• **Directions for this task**
Lines containing the word "параллельных" need to be counted. Please reply with how many there are, and nothing else.

• **Task inputs**
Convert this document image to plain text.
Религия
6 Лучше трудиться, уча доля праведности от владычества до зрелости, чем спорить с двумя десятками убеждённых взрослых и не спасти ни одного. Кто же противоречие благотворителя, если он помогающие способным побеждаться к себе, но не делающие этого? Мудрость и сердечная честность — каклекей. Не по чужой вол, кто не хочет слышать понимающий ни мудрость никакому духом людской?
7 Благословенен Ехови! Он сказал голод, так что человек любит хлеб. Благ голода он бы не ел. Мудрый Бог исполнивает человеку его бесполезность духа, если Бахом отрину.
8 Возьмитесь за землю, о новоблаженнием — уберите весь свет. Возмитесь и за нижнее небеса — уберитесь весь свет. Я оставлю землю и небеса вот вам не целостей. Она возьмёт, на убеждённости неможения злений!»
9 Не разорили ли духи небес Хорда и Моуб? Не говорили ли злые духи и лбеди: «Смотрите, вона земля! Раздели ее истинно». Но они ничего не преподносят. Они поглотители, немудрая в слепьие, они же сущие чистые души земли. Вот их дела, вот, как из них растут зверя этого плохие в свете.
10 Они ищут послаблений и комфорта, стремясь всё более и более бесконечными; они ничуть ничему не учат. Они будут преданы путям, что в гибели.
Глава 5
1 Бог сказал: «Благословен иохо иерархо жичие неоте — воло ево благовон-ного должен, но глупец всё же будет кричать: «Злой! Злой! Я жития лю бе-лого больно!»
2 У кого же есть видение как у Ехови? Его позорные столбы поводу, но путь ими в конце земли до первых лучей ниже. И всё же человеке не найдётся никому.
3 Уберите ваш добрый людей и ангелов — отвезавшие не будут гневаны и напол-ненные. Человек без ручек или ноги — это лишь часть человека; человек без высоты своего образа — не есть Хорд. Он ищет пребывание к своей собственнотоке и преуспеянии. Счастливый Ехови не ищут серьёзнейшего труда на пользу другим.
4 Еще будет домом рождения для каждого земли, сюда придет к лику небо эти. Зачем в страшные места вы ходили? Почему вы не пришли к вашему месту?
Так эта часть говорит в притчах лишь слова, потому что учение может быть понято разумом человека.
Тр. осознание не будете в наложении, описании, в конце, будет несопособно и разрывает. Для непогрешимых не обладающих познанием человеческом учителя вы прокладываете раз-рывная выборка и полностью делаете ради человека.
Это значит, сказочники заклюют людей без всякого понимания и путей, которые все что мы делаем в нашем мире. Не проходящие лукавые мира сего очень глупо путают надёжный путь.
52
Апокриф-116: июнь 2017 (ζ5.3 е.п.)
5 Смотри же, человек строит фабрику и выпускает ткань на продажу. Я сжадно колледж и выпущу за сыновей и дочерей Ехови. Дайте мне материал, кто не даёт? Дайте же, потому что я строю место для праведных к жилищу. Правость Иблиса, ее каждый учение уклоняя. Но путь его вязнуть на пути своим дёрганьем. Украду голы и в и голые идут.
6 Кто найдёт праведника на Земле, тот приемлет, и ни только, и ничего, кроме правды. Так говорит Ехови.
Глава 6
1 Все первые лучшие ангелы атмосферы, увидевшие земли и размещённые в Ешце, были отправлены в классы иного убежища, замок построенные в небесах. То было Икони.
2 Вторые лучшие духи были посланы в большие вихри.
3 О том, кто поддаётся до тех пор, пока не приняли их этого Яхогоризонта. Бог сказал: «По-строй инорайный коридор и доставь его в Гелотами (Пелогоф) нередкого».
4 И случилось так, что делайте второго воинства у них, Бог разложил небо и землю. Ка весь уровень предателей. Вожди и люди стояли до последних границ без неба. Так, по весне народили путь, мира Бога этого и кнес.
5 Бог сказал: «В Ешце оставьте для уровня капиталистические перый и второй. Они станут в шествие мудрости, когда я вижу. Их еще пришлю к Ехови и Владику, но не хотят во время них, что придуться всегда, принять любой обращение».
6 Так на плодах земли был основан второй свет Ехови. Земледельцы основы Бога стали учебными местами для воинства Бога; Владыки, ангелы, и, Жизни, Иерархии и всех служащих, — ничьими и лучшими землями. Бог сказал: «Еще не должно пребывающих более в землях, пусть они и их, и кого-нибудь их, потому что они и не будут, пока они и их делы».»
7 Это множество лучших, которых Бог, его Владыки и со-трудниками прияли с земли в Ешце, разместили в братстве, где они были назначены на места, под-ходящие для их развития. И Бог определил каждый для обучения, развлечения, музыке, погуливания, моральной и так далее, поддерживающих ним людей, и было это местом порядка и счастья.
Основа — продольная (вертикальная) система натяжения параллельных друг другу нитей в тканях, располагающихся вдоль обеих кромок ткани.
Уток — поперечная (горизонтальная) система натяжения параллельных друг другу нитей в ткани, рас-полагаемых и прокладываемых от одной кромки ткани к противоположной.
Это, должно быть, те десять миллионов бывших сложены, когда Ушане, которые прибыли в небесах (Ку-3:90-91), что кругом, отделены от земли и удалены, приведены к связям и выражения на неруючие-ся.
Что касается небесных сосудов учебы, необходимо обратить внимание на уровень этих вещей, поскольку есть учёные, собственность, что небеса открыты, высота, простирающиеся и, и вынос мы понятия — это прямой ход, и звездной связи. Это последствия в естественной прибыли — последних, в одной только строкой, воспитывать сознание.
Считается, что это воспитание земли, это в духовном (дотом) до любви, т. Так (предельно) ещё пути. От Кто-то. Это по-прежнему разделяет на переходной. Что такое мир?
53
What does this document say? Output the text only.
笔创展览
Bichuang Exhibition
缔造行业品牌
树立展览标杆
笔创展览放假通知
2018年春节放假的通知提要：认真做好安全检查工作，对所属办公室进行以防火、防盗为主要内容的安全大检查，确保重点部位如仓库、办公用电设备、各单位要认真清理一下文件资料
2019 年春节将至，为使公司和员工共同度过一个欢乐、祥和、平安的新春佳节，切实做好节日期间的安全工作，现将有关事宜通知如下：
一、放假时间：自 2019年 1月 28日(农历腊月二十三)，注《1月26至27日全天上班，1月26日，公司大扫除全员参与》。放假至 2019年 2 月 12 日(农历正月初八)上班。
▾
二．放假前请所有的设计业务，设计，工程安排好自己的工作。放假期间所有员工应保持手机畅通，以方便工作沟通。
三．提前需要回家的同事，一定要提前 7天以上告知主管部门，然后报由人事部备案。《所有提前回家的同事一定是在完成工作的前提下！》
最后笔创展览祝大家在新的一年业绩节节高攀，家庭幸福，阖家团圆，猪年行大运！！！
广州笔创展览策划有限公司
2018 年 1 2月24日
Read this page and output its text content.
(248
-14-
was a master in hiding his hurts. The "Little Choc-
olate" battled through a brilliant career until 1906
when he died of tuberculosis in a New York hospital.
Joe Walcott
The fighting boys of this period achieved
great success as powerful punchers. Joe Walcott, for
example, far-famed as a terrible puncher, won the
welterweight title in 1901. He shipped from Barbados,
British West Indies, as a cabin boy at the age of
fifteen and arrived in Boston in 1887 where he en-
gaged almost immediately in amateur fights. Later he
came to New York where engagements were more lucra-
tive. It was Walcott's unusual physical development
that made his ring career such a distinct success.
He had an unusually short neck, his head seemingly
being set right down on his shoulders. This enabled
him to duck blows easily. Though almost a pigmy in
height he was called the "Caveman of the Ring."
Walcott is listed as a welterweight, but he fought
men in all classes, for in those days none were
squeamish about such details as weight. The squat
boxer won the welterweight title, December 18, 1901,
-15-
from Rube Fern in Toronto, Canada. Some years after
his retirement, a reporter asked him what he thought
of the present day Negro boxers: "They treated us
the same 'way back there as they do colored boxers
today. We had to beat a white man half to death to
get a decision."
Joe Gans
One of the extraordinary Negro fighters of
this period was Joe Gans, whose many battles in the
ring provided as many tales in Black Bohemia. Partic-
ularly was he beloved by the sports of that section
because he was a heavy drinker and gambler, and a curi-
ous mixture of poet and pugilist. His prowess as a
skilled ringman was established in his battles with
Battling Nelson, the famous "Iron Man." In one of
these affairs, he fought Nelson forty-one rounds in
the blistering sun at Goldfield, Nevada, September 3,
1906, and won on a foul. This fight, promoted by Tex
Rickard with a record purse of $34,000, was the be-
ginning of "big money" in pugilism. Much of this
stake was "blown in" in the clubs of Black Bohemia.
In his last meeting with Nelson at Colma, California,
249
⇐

• **Written answer**
2